***** RECORDS FOR THE TASK
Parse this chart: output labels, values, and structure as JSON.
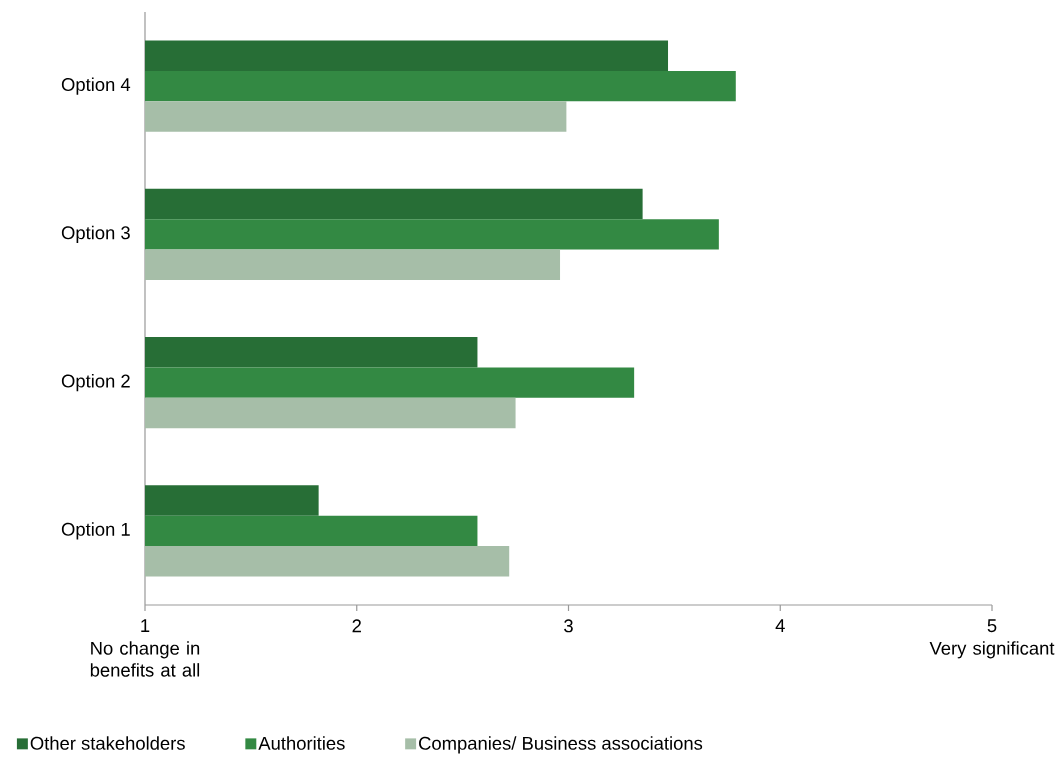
{
  "chart_data": {
    "type": "bar",
    "orientation": "horizontal",
    "categories": [
      "Option 4",
      "Option 3",
      "Option 2",
      "Option 1"
    ],
    "series": [
      {
        "name": "Other stakeholders",
        "color": "#276e36",
        "values": [
          3.47,
          3.35,
          2.57,
          1.82
        ]
      },
      {
        "name": "Authorities",
        "color": "#338943",
        "values": [
          3.79,
          3.71,
          3.31,
          2.57
        ]
      },
      {
        "name": "Companies/ Business associations",
        "color": "#a6bea8",
        "values": [
          2.99,
          2.96,
          2.75,
          2.72
        ]
      }
    ],
    "xlim": [
      1,
      5
    ],
    "xticks": [
      1,
      2,
      3,
      4,
      5
    ],
    "legend": "bottom",
    "annotations": [
      "No change in benefits at all",
      "Very significant"
    ]
  }
}
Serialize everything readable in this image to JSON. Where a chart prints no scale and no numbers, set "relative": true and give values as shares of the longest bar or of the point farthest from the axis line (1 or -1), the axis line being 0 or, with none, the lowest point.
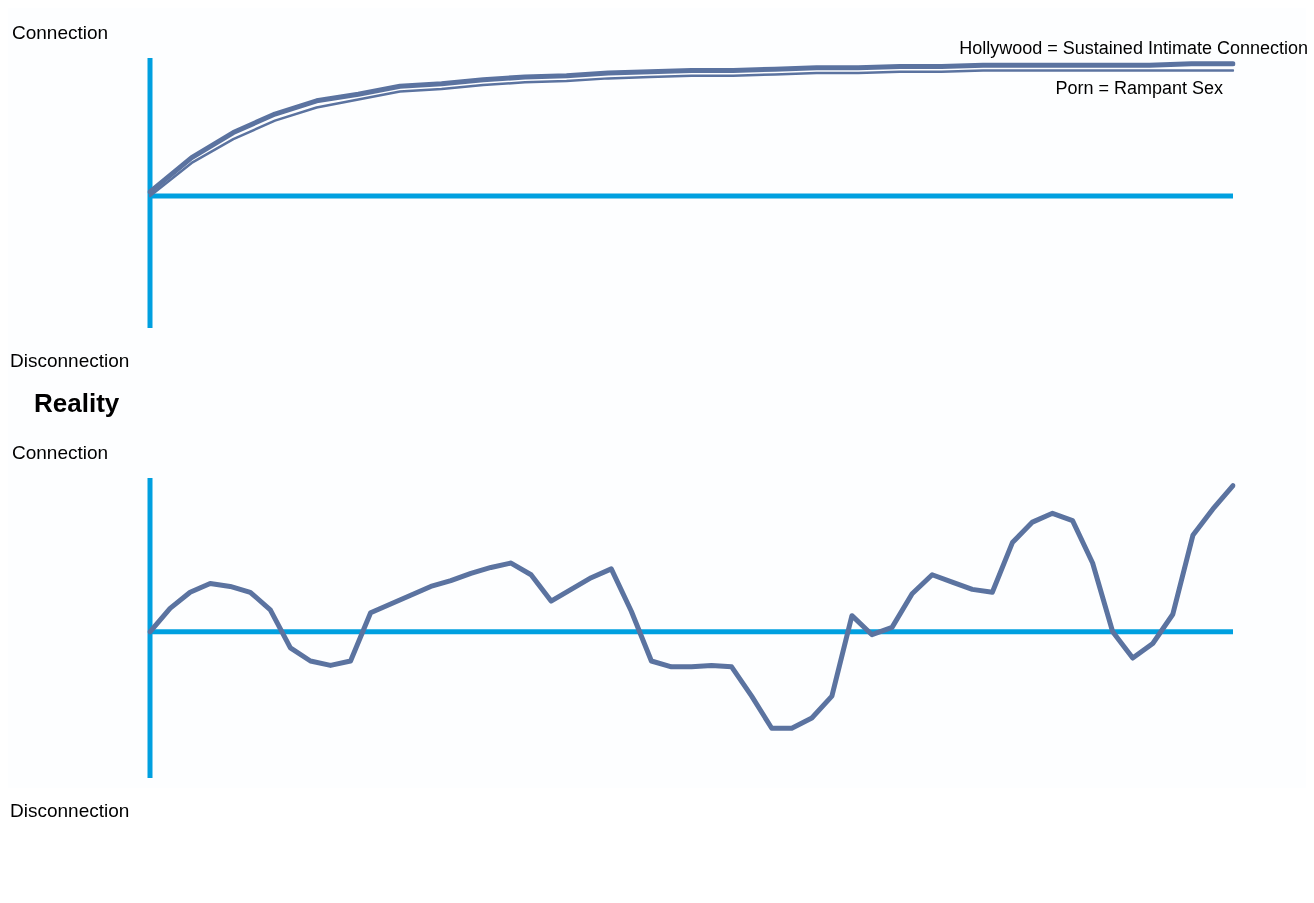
**********
* TASK DETAILS
Repeat the material above in full and exactly, omitting the pictures.

* WRITTEN ANSWER
Parse this chart: output labels, values, and structure as JSON.
{
  "chart_data": {
    "type": "bar",
    "orientation": "horizontal",
    "categories": [
      "Option 4",
      "Option 3",
      "Option 2",
      "Option 1"
    ],
    "series": [
      {
        "name": "Other stakeholders",
        "color": "#276e36",
        "values": [
          3.47,
          3.35,
          2.57,
          1.82
        ]
      },
      {
        "name": "Authorities",
        "color": "#338943",
        "values": [
          3.79,
          3.71,
          3.31,
          2.57
        ]
      },
      {
        "name": "Companies/ Business associations",
        "color": "#a6bea8",
        "values": [
          2.99,
          2.96,
          2.75,
          2.72
        ]
      }
    ],
    "xlim": [
      1,
      5
    ],
    "xticks": [
      1,
      2,
      3,
      4,
      5
    ],
    "legend": "bottom",
    "annotations": [
      "No change in benefits at all",
      "Very significant"
    ]
  }
}
Serialize everything readable in this image to JSON. Where a chart prints no scale and no numbers, set "relative": true and give values as shares of the longest bar or of the point farthest from the axis line (1 or -1), the axis line being 0 or, with none, the lowest point.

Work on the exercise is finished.